Politique : la gauche se désembourgeoise à tout petits pas

Si des figures issues des classes populaires ont pu émerger récemment, les partis de gauche peinent à se remettre en question. Concrètement, la parité sociale est très loin d’être acquise.

Lucas Sarafian  • 17 décembre 2025 abonné·es
Politique : la gauche se désembourgeoise à tout petits pas
Rachel Keke, députée LFI-Nupes de 2022 à 2024, fait figure d’exception au sein de l'Assemblée nationale.
© Pat Batard / Hans Lucas via AFP

Un homme en colère. « Je voulais montrer qu’on pouvait y arriver avec un CAP. Mais non, on ne peut pas. On ne nous laisse pas de place », lâche Stéphane Ravacley. Le boulanger qui a ému toute la France pour son combat en défense de son apprenti sans-papiers en 2021 a abandonné la politique. « J’ai été deux ans en haut lieu et rien ne bouge. » En 2022, il est investi dans le Doubs par la Nouvelle Union populaire, écologique et sociale (Nupes) mais n’arrive pas à être élu. Un an plus tard, il rejoint le Parti socialiste (PS). Et ­Olivier Faure le nomme dans sa direction en tant que secrétaire chargé du commerce, de l’artisanat et des TPE.

En 2024, le PS lui propose une place aux européennes dans la liste conduite par Raphaël Glucksmann : il se retrouve en 27e position. Très loin des postes éligibles. « On m’a fait comprendre que c’était une opportunité qui n’arrivait jamais. Car il y a vingt personnes avant moi qui attendent depuis vingt ans cette place. Et les partis refusent de se régénérer. »

Aujourd’hui, Stéphane Ravacley n’est plus adhérent du PS. « Je savais qu’ils allaient se servir de moi. Comme moi, j’allais me servir d’eux pour porter mes combats et mes idées. Mais les partis ne cherchent pas des employés et des ouvriers pour leurs élections, ils ne veulent pas vraiment d’école de formation, regrette-t-il. Quand je les interpelle, ils m’écoutent mais ne changent rien. Ça fait trente ans que les dirigeants et leurs accompagnants sont là, et ça ne changera pas. La méritocratie existe peut-être ailleurs, comme aux États-Unis, mais en France, ça n’existe pas. »

- - - -

**TRAVAIL DEMANDÉ:**
**1.** D'après l'article, à quelle position Stéphane Ravacley figurait-il sur la liste conduite par Raphaël Glucksmann aux européennes de 2024 ?
**2.** Recopiez fidèlement le passage de l'article qui s'ouvre sur les mots « Si des figures » et se termine par « de l'Assemblée nationale. ».
Les entrées ci-dessous forment un matériau indépendant de l'article.

- - - -

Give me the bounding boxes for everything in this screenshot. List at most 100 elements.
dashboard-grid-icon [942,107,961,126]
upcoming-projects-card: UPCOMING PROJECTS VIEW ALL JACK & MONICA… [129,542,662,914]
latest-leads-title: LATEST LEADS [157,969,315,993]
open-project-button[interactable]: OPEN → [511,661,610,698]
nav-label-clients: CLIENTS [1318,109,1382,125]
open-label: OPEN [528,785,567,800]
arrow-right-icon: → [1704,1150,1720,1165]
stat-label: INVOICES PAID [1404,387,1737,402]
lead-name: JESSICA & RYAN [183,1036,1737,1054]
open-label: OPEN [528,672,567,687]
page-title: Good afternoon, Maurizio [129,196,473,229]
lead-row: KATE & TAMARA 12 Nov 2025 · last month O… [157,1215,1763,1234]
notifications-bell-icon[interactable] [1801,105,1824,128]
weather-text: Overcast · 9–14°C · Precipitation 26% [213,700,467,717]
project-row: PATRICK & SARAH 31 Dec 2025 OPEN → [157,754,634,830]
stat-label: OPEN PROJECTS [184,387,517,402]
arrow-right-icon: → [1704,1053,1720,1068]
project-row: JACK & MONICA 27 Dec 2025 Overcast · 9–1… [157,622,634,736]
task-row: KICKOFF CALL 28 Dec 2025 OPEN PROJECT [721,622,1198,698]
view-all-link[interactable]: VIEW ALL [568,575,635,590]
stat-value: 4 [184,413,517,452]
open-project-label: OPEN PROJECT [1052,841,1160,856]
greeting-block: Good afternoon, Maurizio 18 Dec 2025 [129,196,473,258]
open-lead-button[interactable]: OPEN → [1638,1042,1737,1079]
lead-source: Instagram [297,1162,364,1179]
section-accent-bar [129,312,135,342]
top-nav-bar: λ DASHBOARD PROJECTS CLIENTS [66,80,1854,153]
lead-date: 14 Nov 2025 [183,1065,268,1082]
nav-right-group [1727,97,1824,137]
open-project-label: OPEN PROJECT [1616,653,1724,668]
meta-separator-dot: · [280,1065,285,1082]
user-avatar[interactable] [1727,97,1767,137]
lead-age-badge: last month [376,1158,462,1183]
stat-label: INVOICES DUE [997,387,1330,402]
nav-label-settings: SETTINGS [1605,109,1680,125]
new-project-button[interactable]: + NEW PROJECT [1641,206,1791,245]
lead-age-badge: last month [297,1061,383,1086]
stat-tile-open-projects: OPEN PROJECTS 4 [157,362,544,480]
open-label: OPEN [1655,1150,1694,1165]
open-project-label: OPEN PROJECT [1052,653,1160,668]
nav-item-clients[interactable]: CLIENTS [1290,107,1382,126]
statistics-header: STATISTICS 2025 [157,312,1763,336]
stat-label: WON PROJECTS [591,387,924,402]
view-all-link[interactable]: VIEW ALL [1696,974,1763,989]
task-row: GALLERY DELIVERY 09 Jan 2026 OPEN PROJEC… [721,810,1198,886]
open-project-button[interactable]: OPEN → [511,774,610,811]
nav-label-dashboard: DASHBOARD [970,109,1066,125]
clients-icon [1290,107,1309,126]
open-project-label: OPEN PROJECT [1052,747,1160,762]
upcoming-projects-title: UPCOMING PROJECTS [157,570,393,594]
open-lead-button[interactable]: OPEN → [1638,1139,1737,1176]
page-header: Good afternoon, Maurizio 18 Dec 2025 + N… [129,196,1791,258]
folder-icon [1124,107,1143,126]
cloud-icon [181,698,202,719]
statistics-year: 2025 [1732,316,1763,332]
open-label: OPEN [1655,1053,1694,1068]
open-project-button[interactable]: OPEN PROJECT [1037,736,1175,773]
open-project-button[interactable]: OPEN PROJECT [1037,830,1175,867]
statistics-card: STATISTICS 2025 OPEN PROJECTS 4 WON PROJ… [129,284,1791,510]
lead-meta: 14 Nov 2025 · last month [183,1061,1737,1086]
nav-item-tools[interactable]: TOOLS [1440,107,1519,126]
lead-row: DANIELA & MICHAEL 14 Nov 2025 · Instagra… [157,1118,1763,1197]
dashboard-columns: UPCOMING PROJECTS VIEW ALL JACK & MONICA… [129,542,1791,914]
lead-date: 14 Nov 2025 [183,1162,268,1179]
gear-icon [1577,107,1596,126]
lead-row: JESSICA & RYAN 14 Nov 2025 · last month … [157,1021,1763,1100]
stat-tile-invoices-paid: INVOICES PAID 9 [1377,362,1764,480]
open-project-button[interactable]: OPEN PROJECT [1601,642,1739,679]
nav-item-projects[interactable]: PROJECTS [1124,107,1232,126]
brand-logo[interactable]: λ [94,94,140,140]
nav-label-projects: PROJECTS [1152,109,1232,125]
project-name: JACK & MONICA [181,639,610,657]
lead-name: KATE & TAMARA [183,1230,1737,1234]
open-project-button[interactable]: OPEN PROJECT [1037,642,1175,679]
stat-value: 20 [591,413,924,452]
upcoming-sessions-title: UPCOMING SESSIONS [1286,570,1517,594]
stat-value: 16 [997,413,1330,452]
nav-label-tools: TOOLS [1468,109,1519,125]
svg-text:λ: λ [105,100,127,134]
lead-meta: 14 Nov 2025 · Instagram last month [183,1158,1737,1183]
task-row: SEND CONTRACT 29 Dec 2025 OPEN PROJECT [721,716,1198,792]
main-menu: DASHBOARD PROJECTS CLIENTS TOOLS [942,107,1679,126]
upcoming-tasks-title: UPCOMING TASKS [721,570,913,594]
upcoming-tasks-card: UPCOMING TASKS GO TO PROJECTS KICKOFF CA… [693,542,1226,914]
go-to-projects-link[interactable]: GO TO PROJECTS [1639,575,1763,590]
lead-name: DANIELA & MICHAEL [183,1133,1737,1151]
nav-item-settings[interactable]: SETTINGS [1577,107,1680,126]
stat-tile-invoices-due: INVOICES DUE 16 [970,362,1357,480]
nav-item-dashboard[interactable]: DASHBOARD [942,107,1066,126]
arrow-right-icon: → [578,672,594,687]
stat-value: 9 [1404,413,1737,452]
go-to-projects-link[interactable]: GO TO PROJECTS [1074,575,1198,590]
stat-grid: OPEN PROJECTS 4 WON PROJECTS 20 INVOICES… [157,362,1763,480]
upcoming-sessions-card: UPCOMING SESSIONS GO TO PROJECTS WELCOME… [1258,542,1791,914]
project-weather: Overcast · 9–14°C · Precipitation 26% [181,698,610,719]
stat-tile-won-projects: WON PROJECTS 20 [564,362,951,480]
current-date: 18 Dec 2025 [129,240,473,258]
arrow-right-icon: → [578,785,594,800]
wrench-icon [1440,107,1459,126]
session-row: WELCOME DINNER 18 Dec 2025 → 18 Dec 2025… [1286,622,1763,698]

- - - -

**CORRIGÉ DÉTAILLÉ:**
**1.** Il figurait en 27e position.

**2.**
Si des figures issues des classes populaires ont pu émerger récemment, les partis de gauche peinent à se remettre en question. Concrètement, la parité sociale est très loin d’être acquise.

Lucas Sarafian  • 17 décembre 2025 abonné·es
Politique : la gauche se désembourgeoise à tout petits pas
Rachel Keke, députée LFI-Nupes de 2022 à 2024, fait figure d’exception au sein de l'Assemblée nationale.